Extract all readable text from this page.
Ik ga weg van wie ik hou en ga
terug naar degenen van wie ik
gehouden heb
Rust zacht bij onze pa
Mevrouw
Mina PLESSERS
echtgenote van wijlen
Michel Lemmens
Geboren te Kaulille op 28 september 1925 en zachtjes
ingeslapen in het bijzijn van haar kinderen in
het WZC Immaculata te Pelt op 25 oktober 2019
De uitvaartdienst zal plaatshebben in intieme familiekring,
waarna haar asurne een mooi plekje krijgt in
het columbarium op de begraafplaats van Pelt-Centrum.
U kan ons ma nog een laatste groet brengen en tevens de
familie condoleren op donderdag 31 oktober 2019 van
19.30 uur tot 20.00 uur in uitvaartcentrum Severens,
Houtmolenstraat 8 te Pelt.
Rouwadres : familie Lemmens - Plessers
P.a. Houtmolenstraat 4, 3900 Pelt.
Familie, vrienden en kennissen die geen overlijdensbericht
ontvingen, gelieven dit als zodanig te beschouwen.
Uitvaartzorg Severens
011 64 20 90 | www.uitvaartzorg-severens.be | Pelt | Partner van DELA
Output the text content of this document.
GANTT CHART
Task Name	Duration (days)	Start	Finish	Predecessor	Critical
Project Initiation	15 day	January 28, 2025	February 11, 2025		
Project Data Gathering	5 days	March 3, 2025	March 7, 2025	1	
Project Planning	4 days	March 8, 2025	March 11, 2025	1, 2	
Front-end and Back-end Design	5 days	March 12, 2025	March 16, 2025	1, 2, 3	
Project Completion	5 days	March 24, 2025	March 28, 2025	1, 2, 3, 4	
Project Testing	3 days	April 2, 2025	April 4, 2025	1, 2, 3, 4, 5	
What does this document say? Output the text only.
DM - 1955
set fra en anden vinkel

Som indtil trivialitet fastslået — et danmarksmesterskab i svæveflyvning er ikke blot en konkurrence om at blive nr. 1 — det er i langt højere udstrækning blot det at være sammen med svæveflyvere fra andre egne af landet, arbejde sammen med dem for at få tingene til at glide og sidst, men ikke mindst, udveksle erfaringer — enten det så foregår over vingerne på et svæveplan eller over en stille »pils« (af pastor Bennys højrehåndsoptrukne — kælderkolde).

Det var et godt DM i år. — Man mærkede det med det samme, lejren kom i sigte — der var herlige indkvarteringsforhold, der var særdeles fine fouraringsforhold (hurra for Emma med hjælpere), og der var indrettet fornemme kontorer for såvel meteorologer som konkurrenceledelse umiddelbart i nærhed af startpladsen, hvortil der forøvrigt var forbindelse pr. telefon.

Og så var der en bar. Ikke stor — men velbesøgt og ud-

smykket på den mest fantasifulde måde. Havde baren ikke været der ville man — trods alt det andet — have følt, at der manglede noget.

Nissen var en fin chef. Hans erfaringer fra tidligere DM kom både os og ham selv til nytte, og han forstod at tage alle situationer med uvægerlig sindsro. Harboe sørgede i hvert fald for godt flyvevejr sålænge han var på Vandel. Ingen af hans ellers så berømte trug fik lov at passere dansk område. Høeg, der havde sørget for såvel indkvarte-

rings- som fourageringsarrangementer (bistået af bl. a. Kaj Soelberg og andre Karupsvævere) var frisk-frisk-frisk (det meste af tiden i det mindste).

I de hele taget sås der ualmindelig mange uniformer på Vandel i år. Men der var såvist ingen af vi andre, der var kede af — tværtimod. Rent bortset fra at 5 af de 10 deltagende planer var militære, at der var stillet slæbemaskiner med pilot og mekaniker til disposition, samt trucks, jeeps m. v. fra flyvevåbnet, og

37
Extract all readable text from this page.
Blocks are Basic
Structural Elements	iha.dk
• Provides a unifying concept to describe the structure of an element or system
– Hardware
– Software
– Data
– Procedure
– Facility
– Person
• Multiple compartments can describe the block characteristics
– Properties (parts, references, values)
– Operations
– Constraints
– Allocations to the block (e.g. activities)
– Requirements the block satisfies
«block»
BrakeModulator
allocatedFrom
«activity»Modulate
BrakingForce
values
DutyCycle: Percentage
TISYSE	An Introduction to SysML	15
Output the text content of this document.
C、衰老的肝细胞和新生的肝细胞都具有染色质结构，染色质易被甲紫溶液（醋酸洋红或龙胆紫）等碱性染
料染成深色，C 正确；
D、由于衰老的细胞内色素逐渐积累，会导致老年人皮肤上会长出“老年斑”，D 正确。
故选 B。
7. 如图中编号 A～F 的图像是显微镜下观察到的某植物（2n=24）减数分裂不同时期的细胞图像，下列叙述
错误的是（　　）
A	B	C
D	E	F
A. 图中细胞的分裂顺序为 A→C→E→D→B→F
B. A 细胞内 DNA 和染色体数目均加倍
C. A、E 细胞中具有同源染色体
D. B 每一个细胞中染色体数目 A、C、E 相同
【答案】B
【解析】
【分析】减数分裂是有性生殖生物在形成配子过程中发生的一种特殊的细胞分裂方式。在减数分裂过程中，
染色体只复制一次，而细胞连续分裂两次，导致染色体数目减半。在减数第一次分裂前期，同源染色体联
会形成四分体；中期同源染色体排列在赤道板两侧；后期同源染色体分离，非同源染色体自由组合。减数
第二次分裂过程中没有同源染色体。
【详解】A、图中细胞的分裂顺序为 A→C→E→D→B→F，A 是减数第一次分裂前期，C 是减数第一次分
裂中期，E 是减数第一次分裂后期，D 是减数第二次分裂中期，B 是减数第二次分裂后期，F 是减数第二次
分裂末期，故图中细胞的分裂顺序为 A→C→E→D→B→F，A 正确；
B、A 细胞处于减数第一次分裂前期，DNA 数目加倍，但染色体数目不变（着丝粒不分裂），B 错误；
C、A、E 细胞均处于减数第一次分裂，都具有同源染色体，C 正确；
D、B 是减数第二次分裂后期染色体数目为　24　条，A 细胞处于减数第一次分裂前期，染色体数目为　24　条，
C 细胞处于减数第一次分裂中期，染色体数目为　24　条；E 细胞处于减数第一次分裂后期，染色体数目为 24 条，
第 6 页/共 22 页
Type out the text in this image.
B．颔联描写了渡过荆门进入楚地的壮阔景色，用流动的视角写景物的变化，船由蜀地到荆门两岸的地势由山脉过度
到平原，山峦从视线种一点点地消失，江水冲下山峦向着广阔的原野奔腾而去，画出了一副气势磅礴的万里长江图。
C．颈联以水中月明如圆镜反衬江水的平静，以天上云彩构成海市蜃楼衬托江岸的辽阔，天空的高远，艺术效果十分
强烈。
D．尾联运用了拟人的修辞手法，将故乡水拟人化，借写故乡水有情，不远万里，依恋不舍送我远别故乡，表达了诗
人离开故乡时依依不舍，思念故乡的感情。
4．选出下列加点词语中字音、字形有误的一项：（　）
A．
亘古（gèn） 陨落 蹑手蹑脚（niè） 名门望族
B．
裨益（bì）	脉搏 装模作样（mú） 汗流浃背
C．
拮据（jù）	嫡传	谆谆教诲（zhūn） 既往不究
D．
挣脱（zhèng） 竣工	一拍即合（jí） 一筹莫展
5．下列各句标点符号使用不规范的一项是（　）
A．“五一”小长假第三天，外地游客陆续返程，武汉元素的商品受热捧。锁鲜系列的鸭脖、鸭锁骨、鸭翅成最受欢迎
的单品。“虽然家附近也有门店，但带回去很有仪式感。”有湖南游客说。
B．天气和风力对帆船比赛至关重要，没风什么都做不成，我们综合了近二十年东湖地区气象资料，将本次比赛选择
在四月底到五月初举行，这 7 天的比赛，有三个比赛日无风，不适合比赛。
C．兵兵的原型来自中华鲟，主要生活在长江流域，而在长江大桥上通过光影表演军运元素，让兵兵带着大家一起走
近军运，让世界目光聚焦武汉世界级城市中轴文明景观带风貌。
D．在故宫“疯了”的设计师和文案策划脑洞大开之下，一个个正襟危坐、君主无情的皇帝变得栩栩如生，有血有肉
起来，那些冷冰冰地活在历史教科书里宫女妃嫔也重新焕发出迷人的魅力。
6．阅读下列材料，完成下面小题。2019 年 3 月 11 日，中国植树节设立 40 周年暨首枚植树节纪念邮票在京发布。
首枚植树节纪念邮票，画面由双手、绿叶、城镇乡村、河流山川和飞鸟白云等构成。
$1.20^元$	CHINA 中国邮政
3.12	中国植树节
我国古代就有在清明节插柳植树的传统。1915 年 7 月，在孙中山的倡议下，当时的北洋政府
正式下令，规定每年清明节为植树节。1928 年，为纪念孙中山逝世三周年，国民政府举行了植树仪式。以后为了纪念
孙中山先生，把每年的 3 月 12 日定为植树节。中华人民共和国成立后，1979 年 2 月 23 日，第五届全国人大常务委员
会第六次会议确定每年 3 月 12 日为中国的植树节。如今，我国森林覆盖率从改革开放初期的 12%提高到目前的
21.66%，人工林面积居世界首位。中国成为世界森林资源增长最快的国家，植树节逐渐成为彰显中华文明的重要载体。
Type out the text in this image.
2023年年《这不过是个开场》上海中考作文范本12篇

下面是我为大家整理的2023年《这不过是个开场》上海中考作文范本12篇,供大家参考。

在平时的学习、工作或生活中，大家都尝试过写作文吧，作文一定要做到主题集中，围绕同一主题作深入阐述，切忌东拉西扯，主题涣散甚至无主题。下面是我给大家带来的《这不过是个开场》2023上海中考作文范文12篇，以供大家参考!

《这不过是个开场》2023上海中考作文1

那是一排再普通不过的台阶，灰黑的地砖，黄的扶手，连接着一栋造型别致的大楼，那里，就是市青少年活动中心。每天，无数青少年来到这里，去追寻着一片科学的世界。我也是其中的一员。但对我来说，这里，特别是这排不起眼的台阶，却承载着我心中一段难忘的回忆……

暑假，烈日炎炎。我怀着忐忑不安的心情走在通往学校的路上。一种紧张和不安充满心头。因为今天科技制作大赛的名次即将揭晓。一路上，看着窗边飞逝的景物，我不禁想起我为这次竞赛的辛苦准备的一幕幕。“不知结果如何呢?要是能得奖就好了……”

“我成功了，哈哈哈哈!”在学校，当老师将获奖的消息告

(DIRECTION):
Pick out and copy the lines of the material that include the word "细胞处于减数第一次分裂前期".

(TASK OUTPUT):
B、A 细胞处于减数第一次分裂前期，DNA 数目加倍，但染色体数目不变（着丝粒不分裂），B 错误；
D、B 是减数第二次分裂后期染色体数目为　24　条，A 细胞处于减数第一次分裂前期，染色体数目为　24　条，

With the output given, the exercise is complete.